Provided records ->
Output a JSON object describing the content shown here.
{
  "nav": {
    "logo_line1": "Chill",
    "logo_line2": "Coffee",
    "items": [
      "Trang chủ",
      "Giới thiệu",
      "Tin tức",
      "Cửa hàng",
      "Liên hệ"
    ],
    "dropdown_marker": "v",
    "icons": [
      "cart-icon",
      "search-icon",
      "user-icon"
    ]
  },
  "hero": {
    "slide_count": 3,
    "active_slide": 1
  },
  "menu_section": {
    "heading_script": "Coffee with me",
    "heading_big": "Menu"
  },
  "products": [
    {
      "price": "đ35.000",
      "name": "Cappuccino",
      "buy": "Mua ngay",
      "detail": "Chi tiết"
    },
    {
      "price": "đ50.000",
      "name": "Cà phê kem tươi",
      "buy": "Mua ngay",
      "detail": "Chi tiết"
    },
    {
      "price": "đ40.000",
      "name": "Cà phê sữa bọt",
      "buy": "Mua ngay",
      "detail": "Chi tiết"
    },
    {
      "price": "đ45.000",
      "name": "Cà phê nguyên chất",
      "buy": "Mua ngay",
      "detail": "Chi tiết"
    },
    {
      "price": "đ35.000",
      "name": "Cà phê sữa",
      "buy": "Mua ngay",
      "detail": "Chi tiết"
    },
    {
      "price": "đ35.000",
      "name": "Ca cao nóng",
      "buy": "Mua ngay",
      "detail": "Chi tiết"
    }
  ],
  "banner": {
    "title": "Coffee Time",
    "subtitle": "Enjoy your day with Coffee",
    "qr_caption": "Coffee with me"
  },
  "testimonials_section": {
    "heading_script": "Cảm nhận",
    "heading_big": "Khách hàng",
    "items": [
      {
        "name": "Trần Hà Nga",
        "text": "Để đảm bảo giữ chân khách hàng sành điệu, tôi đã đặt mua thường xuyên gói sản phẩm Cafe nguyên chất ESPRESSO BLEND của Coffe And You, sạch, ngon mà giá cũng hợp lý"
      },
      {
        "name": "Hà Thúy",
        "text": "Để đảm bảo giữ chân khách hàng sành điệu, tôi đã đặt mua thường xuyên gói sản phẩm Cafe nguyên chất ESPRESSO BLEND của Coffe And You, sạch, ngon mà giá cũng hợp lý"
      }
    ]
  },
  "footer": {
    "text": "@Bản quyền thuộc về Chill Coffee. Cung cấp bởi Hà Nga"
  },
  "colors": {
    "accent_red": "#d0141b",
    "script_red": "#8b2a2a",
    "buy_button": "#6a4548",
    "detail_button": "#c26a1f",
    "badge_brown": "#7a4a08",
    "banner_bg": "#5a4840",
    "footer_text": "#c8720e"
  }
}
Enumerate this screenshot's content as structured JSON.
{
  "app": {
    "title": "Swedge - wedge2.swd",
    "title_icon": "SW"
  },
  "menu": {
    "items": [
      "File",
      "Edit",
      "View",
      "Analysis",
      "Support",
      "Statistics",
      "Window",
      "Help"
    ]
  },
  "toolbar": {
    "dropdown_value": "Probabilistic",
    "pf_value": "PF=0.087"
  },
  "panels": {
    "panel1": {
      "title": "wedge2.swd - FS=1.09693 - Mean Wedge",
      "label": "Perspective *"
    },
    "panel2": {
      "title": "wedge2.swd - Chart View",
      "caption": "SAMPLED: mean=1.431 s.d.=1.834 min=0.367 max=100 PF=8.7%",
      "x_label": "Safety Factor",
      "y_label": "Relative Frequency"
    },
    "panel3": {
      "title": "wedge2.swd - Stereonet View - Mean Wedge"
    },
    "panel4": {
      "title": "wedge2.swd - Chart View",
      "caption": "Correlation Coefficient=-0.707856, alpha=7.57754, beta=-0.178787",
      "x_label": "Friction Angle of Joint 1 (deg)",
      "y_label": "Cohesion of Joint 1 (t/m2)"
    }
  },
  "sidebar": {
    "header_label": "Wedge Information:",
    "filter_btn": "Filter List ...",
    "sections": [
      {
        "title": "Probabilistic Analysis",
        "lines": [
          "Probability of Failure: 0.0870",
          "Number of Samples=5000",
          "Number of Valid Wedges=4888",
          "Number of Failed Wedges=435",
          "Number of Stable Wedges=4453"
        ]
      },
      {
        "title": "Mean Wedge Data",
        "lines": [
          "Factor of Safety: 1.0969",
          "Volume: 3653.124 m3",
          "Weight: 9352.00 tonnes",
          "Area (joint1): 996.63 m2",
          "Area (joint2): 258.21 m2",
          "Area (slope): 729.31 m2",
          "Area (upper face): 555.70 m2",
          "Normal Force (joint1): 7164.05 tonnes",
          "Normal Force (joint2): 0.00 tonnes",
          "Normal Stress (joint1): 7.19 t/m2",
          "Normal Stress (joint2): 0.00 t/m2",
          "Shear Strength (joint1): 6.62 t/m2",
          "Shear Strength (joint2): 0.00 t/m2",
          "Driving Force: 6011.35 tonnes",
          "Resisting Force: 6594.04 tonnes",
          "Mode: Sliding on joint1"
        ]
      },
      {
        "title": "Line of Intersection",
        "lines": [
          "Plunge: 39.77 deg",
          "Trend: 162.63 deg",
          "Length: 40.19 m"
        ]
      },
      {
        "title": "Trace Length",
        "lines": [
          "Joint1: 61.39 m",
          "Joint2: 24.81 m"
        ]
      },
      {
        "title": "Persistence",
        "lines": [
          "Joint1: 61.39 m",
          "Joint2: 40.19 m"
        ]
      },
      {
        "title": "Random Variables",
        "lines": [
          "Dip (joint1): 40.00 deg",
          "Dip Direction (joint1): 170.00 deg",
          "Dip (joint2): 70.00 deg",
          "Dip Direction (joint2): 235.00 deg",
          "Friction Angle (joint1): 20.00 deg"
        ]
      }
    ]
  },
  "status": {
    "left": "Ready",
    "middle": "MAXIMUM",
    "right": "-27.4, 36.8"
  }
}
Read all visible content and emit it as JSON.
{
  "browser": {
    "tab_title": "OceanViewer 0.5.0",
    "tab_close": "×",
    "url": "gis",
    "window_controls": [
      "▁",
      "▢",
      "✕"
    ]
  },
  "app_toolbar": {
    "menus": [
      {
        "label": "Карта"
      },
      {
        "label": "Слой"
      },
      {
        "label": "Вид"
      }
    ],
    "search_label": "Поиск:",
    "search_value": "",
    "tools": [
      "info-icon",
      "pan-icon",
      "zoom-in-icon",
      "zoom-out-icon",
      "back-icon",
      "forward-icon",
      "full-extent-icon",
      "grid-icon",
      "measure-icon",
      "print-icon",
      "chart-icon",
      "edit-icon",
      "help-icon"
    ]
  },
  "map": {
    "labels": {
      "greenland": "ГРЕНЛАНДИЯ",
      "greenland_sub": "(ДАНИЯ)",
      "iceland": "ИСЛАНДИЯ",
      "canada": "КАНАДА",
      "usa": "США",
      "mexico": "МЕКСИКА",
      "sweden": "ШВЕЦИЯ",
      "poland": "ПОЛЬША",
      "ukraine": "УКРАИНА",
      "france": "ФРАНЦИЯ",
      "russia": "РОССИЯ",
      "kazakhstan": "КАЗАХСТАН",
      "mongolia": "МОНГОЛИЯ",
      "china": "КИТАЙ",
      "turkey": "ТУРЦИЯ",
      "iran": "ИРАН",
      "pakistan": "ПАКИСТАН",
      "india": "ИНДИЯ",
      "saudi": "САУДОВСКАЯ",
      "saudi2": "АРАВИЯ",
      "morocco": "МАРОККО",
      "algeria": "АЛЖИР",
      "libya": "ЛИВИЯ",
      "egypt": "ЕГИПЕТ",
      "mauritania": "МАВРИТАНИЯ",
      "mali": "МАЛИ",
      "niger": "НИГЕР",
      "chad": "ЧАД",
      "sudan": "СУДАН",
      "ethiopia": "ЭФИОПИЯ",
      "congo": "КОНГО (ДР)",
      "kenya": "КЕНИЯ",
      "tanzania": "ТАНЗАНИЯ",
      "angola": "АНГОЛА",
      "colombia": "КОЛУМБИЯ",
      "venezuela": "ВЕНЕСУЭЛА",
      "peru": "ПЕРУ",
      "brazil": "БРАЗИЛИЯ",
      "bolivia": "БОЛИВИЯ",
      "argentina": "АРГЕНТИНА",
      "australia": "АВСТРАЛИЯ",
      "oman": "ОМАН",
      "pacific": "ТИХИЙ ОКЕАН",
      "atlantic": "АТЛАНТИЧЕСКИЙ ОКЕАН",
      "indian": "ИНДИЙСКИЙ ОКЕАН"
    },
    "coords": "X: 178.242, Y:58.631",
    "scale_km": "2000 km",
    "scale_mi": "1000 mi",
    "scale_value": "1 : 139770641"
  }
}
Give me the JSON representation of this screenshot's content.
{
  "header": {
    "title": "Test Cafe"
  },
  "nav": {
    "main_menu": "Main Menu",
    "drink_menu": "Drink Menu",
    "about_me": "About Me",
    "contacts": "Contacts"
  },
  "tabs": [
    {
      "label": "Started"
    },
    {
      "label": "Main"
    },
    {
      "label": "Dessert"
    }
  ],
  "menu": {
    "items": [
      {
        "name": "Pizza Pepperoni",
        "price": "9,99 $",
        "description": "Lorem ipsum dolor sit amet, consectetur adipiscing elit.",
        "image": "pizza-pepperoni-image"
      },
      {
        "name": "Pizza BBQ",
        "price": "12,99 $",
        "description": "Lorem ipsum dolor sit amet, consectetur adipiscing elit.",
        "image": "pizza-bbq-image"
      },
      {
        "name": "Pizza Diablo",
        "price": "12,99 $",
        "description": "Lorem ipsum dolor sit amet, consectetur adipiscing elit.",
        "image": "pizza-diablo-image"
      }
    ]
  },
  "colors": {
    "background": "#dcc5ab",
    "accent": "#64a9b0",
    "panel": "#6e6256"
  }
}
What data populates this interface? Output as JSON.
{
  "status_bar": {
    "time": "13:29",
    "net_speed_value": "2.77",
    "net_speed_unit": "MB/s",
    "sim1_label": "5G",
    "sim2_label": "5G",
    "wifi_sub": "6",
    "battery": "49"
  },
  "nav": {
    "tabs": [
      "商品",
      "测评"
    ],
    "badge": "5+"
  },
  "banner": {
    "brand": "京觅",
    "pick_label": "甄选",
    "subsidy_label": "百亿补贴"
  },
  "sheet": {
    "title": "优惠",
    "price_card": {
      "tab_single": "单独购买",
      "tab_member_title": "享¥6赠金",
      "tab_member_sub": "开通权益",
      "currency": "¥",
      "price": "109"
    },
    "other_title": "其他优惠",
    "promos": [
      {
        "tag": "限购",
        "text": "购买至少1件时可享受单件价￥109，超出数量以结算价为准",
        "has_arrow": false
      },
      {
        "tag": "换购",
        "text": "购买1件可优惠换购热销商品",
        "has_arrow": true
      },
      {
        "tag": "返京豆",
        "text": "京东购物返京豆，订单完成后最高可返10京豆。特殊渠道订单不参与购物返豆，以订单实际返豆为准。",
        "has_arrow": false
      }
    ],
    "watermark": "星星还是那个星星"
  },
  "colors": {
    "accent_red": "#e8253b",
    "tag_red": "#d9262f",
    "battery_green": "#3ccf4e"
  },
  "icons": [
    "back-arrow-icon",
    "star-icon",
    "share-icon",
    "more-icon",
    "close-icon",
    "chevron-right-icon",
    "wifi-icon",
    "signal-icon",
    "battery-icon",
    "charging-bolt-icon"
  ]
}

Short exercise -> From the records above, pick out and copy each line holding the word "content".

Response for this exercise ->
Output a JSON object describing the content shown here.
Enumerate this screenshot's content as structured JSON.
Read all visible content and emit it as JSON.
Give me the JSON representation of this screenshot's content.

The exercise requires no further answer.